## PROMPT
Filter the entries below, keeping every line that has the word "입장료를".

## PROVIDED RECORDS
================
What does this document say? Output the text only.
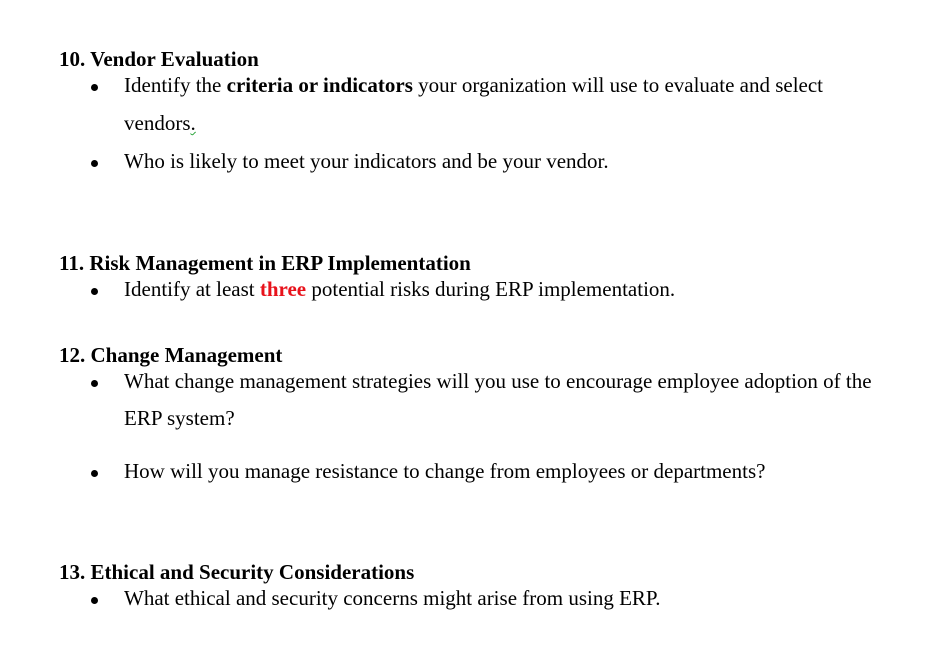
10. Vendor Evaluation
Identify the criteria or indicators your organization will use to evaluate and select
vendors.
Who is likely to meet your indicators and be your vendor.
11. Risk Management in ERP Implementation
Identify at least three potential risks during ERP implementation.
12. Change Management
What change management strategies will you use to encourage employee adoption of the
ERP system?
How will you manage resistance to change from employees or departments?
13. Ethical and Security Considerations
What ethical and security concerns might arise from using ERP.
================
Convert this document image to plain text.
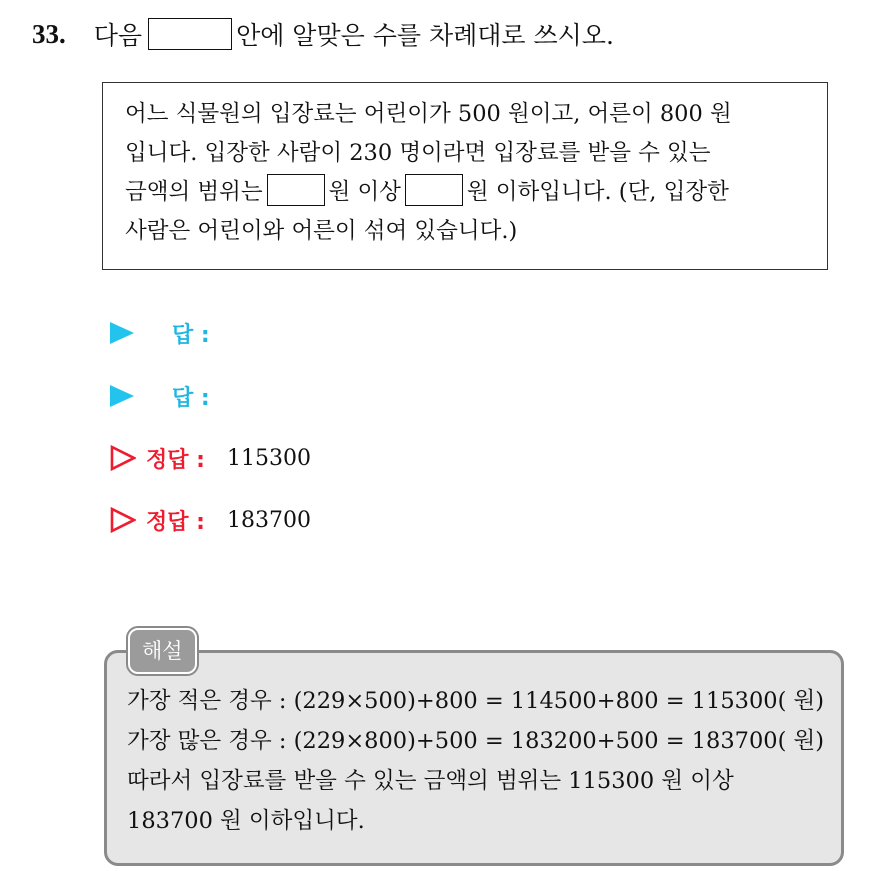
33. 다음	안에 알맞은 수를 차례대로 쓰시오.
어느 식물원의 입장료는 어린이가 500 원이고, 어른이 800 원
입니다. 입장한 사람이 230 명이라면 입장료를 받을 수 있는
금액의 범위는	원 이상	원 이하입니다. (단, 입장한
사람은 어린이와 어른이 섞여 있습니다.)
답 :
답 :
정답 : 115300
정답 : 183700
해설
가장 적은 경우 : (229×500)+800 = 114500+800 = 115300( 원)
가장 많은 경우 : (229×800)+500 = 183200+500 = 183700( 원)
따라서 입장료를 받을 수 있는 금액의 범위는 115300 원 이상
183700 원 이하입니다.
================
## WRITTEN RESPONSE
입니다. 입장한 사람이 230 명이라면 입장료를 받을 수 있는
따라서 입장료를 받을 수 있는 금액의 범위는 115300 원 이상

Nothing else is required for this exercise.